> _WHAT THE TASK ASKS_
How many of the lines below include "colorbar"? Give the number and no other words.

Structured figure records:
* * * * * * * * *

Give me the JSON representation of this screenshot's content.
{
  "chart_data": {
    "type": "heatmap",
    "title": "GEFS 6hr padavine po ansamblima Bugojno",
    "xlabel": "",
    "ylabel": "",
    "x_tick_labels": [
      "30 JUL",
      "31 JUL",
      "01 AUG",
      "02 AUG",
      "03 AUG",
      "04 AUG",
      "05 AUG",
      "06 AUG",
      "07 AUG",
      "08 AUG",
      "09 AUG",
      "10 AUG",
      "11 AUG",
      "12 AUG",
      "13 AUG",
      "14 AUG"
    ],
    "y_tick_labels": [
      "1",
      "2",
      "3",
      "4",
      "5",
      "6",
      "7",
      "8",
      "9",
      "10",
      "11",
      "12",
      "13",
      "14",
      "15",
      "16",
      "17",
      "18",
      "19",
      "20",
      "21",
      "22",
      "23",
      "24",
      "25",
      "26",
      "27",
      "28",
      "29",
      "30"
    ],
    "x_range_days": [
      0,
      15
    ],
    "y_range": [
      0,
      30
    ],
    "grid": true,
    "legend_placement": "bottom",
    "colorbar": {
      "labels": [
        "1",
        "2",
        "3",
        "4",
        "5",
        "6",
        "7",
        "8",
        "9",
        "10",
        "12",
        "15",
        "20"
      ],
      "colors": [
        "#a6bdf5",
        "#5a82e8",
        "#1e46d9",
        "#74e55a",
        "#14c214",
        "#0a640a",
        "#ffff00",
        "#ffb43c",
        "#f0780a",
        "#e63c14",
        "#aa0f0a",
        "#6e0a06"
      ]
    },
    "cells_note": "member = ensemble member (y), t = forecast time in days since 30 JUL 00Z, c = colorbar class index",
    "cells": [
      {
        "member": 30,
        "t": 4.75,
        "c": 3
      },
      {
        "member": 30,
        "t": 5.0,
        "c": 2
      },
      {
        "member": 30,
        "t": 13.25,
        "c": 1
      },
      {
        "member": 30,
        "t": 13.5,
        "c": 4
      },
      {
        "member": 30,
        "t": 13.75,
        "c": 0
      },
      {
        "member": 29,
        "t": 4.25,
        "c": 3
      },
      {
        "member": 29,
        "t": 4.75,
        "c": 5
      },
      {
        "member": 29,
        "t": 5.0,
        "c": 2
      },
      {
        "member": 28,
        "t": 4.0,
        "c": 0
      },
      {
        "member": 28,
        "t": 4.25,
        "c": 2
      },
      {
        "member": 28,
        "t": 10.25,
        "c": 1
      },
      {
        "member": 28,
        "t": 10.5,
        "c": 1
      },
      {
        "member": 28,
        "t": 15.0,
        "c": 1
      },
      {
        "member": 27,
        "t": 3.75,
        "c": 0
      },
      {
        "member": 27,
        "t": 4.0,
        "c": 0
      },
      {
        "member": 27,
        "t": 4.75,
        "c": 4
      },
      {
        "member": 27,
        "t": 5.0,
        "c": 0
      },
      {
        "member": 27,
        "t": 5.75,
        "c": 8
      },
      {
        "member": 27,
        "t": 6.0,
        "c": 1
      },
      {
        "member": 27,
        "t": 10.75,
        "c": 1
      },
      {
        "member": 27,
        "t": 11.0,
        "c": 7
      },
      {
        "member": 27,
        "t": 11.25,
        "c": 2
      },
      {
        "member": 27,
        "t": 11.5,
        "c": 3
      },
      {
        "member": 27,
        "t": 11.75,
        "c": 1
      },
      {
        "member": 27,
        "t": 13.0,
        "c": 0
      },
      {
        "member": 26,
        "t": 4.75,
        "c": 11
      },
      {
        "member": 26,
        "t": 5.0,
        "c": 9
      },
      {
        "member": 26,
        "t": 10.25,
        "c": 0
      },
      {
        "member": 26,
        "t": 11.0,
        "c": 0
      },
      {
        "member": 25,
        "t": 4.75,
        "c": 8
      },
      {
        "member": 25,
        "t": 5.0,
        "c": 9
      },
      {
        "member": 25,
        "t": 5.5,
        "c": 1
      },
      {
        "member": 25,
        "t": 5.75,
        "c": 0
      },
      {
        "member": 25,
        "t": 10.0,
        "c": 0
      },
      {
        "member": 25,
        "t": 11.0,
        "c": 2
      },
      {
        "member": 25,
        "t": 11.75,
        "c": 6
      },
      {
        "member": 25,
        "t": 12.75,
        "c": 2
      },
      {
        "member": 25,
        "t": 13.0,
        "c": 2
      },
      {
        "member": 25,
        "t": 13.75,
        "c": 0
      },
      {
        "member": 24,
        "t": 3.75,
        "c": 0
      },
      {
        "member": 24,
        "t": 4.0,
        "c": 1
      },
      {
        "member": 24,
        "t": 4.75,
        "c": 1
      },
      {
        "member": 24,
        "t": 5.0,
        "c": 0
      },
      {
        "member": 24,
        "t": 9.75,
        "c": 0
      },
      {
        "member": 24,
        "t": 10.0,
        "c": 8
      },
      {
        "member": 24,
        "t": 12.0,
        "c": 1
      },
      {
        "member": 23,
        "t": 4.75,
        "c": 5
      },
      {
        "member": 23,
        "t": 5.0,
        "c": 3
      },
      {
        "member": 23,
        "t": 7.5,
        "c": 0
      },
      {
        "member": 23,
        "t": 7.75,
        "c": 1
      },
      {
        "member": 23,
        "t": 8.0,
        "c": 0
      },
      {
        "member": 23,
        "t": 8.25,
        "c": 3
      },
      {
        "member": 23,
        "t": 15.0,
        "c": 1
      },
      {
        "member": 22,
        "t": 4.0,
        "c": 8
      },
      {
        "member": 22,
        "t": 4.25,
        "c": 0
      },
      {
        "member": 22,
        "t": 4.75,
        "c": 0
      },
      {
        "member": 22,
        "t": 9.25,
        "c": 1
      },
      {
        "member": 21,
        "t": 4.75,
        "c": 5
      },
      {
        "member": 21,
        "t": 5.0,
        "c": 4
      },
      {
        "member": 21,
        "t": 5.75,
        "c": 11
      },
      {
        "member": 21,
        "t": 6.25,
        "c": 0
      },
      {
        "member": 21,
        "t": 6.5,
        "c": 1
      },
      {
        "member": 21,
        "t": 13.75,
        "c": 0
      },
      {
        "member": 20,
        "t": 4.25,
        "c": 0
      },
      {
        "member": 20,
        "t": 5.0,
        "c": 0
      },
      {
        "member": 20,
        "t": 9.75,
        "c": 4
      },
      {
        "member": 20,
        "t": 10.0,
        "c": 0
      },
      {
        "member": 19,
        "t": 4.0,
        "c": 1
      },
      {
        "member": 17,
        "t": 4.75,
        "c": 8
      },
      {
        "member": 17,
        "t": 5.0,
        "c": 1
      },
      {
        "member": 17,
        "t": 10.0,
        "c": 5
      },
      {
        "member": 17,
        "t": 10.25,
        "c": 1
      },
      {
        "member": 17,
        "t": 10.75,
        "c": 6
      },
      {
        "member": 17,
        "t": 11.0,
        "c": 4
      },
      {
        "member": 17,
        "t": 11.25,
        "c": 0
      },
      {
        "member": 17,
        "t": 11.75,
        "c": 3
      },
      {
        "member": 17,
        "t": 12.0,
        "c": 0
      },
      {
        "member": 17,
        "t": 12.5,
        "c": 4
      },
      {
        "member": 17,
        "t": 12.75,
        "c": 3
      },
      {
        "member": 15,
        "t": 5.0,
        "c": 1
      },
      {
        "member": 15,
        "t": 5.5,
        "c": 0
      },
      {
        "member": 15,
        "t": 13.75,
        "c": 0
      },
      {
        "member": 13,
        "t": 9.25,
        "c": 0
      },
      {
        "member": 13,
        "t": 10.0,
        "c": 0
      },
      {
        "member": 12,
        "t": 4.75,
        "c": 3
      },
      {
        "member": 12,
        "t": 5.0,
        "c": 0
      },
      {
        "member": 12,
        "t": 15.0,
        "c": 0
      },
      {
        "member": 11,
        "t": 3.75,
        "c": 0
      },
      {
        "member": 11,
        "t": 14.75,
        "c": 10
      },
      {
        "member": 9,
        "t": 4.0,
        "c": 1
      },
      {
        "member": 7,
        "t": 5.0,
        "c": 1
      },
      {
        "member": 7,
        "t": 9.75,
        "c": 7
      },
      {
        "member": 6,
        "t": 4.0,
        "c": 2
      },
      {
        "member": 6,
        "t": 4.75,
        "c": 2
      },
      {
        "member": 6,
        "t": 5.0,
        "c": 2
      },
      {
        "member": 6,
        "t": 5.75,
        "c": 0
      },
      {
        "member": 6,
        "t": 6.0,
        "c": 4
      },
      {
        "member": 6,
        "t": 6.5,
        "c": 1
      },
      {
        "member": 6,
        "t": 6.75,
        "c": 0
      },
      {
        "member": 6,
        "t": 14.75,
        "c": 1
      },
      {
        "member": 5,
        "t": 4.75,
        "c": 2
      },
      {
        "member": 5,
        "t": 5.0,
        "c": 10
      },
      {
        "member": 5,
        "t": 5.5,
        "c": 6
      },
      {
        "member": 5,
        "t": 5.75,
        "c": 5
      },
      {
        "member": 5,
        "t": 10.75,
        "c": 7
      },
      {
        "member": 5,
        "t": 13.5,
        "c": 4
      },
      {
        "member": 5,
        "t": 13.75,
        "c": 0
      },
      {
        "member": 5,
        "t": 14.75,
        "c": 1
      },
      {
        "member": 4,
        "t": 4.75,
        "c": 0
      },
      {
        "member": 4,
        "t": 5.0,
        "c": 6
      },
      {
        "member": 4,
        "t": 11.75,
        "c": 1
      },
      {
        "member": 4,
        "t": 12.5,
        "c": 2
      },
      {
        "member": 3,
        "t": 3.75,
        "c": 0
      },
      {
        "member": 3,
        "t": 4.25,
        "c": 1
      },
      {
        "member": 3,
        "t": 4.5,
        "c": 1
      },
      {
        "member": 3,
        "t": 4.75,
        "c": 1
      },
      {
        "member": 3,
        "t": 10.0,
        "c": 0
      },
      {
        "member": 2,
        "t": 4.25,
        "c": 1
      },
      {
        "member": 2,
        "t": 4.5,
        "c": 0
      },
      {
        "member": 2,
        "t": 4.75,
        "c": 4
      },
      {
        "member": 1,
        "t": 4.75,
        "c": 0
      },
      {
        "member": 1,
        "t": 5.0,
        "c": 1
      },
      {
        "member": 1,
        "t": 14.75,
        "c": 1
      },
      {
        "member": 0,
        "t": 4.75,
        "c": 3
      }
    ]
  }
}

* * * * * * * * *

> _FINISHED TASK_
2